- [WORK TO COMPLETE]: Your task is to copy the listing exactly. Drop any pictures from the copy.

BEGIN DATA FOR THIS EXERCISE

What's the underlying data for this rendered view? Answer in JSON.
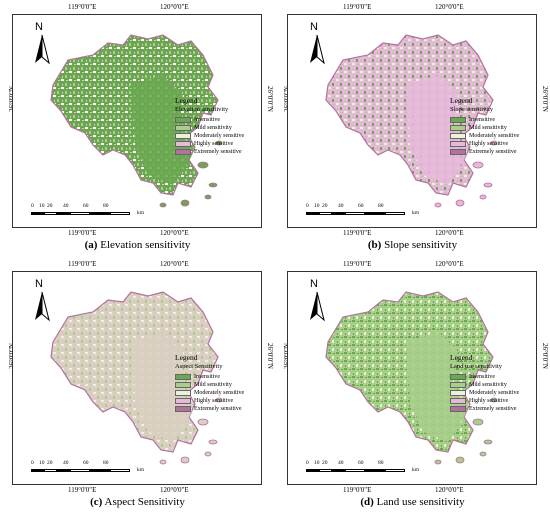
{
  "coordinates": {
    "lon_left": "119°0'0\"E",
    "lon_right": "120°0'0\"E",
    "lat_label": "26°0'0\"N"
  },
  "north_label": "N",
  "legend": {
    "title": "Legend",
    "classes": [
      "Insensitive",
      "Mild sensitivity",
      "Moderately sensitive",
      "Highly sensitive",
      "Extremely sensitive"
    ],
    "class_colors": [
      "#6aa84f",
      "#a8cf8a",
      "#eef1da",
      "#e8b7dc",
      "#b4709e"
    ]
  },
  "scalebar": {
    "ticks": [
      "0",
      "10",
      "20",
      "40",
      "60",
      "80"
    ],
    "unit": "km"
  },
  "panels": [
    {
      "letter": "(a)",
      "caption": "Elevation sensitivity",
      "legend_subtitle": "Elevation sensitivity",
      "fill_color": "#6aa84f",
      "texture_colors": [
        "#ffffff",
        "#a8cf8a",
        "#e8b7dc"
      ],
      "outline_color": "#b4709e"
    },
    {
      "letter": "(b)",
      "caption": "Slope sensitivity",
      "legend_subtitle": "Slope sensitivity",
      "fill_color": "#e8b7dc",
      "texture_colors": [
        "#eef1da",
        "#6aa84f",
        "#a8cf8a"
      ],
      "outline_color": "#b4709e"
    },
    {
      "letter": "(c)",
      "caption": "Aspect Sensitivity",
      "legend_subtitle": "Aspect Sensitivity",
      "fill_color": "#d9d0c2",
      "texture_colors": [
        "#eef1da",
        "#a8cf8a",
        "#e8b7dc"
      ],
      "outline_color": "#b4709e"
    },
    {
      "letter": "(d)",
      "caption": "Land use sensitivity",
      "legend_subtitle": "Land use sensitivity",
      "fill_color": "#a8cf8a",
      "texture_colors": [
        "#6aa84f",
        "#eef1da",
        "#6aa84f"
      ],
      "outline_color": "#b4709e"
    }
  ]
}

END DATA FOR THIS EXERCISE

- [RIGHT ANSWER]:
What's the underlying data for this rendered view? Answer in JSON.
{
  "coordinates": {
    "lon_left": "119°0'0\"E",
    "lon_right": "120°0'0\"E",
    "lat_label": "26°0'0\"N"
  },
  "north_label": "N",
  "legend": {
    "title": "Legend",
    "classes": [
      "Insensitive",
      "Mild sensitivity",
      "Moderately sensitive",
      "Highly sensitive",
      "Extremely sensitive"
    ],
    "class_colors": [
      "#6aa84f",
      "#a8cf8a",
      "#eef1da",
      "#e8b7dc",
      "#b4709e"
    ]
  },
  "scalebar": {
    "ticks": [
      "0",
      "10",
      "20",
      "40",
      "60",
      "80"
    ],
    "unit": "km"
  },
  "panels": [
    {
      "letter": "(a)",
      "caption": "Elevation sensitivity",
      "legend_subtitle": "Elevation sensitivity",
      "fill_color": "#6aa84f",
      "texture_colors": [
        "#ffffff",
        "#a8cf8a",
        "#e8b7dc"
      ],
      "outline_color": "#b4709e"
    },
    {
      "letter": "(b)",
      "caption": "Slope sensitivity",
      "legend_subtitle": "Slope sensitivity",
      "fill_color": "#e8b7dc",
      "texture_colors": [
        "#eef1da",
        "#6aa84f",
        "#a8cf8a"
      ],
      "outline_color": "#b4709e"
    },
    {
      "letter": "(c)",
      "caption": "Aspect Sensitivity",
      "legend_subtitle": "Aspect Sensitivity",
      "fill_color": "#d9d0c2",
      "texture_colors": [
        "#eef1da",
        "#a8cf8a",
        "#e8b7dc"
      ],
      "outline_color": "#b4709e"
    },
    {
      "letter": "(d)",
      "caption": "Land use sensitivity",
      "legend_subtitle": "Land use sensitivity",
      "fill_color": "#a8cf8a",
      "texture_colors": [
        "#6aa84f",
        "#eef1da",
        "#6aa84f"
      ],
      "outline_color": "#b4709e"
    }
  ]
}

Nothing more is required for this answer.